## WHAT TO DO
Assemble all lines in which the string "image" appears.

## Collection entries
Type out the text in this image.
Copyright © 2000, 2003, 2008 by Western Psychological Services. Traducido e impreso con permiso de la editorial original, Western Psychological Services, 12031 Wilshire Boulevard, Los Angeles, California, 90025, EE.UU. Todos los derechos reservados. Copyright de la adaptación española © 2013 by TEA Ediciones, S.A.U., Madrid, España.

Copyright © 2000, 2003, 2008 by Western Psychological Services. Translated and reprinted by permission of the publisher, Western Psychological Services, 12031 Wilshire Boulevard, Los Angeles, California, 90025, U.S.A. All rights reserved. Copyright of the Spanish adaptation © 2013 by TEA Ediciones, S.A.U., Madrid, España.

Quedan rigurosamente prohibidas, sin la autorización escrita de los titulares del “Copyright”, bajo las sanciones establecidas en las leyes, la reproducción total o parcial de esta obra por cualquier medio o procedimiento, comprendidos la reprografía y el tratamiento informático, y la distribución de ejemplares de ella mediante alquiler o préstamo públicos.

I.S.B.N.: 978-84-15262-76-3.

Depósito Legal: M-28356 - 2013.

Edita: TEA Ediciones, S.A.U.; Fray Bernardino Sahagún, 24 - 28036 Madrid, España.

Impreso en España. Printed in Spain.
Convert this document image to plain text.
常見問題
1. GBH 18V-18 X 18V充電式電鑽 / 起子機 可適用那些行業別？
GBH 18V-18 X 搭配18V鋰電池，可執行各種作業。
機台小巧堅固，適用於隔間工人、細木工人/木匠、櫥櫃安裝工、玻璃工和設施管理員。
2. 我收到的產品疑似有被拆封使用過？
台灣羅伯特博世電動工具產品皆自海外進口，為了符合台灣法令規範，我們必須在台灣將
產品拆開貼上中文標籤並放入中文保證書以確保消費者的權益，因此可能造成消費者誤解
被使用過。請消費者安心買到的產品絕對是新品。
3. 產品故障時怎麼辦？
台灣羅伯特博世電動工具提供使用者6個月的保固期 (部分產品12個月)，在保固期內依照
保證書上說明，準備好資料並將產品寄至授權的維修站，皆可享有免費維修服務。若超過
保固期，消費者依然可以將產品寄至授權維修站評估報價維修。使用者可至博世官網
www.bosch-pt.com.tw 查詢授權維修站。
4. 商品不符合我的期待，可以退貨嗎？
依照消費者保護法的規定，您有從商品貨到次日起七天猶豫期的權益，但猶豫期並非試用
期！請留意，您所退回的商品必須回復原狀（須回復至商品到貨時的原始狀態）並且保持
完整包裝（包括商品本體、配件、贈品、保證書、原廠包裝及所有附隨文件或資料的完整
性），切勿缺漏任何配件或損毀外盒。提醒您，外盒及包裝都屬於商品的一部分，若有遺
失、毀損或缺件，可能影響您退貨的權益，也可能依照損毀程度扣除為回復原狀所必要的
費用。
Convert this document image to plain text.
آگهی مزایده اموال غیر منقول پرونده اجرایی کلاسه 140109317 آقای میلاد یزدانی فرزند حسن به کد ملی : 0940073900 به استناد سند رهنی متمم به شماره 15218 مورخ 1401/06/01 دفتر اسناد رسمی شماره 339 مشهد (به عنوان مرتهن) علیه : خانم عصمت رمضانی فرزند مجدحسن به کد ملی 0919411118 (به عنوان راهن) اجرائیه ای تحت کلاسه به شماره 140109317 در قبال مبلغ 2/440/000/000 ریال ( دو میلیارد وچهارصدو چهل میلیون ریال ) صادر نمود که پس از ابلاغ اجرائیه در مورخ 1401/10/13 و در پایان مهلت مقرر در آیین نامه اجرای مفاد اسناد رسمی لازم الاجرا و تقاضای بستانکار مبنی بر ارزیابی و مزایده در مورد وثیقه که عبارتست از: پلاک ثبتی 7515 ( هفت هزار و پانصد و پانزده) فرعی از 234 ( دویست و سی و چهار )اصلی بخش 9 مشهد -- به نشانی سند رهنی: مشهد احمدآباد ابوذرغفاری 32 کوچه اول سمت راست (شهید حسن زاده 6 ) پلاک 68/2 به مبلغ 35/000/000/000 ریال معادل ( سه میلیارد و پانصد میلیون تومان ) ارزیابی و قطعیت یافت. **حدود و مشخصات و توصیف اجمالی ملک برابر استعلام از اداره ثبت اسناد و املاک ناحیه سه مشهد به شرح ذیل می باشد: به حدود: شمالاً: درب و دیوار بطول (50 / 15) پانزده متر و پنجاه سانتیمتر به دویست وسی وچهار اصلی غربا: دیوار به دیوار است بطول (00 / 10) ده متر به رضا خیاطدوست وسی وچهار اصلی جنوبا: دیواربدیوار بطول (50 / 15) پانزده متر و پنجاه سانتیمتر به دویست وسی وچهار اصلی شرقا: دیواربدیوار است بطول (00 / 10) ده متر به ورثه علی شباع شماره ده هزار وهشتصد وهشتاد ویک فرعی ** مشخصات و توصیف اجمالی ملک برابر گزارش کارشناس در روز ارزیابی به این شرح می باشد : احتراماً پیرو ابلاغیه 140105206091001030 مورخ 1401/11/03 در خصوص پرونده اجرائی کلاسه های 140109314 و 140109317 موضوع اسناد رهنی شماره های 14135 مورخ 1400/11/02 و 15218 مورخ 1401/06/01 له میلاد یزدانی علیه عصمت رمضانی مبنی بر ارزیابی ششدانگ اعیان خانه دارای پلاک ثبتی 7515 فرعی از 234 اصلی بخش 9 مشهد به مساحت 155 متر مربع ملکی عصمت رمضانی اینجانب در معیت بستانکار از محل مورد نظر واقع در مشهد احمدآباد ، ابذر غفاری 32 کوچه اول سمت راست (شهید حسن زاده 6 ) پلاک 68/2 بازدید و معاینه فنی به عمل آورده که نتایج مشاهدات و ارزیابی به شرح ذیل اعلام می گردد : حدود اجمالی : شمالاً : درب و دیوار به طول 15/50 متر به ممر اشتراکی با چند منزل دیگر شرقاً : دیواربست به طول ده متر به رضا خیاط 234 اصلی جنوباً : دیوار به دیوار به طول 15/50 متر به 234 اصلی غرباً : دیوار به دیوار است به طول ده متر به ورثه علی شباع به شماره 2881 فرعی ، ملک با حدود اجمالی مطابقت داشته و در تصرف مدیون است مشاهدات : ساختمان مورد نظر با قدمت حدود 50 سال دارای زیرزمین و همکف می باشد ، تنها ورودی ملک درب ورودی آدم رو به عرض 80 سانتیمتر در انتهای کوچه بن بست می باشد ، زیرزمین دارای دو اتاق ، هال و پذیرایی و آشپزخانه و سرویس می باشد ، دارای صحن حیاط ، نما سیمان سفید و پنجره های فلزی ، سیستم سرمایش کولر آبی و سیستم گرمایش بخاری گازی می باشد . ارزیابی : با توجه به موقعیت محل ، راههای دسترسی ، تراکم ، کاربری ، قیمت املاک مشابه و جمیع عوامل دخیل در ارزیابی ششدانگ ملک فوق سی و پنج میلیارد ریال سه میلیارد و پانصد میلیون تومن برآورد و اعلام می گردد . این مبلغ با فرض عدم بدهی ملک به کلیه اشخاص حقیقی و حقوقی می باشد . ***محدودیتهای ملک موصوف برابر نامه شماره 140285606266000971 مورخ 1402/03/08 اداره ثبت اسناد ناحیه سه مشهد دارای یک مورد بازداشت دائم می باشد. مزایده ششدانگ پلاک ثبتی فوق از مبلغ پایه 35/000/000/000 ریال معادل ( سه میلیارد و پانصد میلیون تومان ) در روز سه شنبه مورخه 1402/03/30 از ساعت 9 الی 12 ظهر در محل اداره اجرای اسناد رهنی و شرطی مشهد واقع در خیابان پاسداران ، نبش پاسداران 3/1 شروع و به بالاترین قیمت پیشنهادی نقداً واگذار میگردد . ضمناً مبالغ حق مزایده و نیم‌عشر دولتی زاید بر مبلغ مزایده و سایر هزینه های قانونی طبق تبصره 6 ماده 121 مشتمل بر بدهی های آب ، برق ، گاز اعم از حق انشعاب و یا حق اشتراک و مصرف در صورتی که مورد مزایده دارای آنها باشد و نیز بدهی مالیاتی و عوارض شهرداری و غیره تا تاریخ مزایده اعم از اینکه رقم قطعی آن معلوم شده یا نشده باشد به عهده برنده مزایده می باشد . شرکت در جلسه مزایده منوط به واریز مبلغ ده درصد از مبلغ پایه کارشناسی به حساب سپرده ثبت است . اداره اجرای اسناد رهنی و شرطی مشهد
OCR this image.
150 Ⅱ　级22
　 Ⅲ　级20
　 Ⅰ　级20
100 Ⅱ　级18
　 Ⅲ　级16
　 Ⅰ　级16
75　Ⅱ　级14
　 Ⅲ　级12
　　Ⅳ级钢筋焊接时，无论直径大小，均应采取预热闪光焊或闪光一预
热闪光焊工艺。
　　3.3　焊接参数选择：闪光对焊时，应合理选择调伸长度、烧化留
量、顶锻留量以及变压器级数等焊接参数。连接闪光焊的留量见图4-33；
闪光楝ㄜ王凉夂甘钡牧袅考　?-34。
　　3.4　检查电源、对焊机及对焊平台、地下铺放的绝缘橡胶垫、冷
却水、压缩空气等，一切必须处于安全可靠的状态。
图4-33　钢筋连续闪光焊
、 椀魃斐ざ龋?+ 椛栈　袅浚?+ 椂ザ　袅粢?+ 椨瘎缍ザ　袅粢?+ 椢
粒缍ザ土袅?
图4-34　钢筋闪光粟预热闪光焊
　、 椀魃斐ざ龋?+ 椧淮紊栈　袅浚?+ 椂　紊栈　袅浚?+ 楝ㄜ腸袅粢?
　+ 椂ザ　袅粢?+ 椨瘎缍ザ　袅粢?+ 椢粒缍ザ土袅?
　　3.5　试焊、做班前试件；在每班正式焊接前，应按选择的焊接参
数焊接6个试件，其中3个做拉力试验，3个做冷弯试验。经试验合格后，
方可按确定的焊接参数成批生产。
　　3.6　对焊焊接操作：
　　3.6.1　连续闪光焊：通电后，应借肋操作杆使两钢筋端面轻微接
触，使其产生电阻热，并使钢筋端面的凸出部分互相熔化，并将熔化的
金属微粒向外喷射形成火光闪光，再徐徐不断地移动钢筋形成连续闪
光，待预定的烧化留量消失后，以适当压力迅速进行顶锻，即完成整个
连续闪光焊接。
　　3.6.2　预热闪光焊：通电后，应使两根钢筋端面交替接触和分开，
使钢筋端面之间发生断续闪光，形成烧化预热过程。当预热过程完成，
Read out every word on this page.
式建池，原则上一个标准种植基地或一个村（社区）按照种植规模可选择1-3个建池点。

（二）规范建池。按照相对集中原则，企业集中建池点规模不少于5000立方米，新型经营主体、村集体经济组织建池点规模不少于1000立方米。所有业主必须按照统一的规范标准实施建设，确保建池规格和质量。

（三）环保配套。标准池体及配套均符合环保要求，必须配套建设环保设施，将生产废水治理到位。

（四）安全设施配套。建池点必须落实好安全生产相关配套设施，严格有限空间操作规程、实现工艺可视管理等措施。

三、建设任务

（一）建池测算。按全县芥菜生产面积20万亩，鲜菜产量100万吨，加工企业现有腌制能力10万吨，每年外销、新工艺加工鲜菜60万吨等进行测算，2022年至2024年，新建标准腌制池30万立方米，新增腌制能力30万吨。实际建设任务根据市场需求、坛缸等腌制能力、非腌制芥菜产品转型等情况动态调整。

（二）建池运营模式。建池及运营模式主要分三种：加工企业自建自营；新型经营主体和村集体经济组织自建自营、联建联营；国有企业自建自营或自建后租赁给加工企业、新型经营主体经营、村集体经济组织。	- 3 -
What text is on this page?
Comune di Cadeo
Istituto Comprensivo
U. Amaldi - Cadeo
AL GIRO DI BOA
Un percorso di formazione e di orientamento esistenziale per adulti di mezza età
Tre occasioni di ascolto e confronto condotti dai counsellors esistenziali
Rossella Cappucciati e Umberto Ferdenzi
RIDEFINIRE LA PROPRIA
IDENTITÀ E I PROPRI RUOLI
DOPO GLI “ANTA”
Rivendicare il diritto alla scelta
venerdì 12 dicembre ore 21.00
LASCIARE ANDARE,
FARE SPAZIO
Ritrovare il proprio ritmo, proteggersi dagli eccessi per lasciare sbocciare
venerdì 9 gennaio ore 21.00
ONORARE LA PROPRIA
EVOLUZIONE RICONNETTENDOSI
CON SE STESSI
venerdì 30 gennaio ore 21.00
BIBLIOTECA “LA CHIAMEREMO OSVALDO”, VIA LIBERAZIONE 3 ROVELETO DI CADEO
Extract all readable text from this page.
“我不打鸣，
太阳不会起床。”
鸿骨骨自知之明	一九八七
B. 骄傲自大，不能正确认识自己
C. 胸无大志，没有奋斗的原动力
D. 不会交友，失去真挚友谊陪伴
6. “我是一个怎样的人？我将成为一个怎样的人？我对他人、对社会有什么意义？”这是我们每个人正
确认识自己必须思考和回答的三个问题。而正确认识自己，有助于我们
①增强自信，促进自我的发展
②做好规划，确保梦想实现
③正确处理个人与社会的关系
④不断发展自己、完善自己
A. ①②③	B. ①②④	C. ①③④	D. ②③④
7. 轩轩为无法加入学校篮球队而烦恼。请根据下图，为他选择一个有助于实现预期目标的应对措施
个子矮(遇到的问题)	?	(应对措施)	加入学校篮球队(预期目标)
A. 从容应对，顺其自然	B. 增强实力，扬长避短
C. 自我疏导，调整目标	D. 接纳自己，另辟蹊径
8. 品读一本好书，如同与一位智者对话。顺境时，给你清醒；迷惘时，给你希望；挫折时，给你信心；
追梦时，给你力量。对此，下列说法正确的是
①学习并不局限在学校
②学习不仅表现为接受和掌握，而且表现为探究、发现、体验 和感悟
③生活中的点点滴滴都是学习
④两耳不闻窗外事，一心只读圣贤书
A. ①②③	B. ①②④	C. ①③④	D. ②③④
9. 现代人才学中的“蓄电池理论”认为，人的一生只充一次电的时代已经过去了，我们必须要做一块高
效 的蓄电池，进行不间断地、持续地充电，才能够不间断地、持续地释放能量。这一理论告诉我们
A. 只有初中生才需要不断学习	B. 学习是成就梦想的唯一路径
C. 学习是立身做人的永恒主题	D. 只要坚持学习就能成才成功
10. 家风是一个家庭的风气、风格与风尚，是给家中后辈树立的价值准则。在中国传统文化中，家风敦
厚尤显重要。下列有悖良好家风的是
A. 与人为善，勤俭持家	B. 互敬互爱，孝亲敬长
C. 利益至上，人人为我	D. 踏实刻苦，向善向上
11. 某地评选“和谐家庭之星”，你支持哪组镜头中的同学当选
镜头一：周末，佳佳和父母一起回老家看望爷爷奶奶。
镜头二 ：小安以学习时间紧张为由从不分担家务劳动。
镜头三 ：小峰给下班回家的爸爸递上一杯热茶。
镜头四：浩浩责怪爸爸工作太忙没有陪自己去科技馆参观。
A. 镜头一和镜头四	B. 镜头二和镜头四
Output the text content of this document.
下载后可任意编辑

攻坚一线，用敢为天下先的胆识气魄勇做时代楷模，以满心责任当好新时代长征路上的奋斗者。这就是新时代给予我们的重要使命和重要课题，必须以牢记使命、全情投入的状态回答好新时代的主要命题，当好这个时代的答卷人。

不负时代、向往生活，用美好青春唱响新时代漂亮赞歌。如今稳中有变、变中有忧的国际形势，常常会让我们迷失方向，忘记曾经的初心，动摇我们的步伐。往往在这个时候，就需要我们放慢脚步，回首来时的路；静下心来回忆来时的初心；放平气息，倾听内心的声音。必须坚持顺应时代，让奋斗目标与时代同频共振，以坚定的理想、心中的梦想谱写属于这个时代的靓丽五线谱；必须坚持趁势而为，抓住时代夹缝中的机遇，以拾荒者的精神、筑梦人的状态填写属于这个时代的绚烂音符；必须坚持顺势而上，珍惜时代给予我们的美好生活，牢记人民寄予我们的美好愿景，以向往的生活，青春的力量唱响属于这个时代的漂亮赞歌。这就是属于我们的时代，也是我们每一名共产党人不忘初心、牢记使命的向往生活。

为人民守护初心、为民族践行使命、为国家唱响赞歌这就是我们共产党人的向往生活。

## TASK RESPONSE
Type out the text in this image.
Convert this document image to plain text.
Convert this document image to plain text.
OCR this image.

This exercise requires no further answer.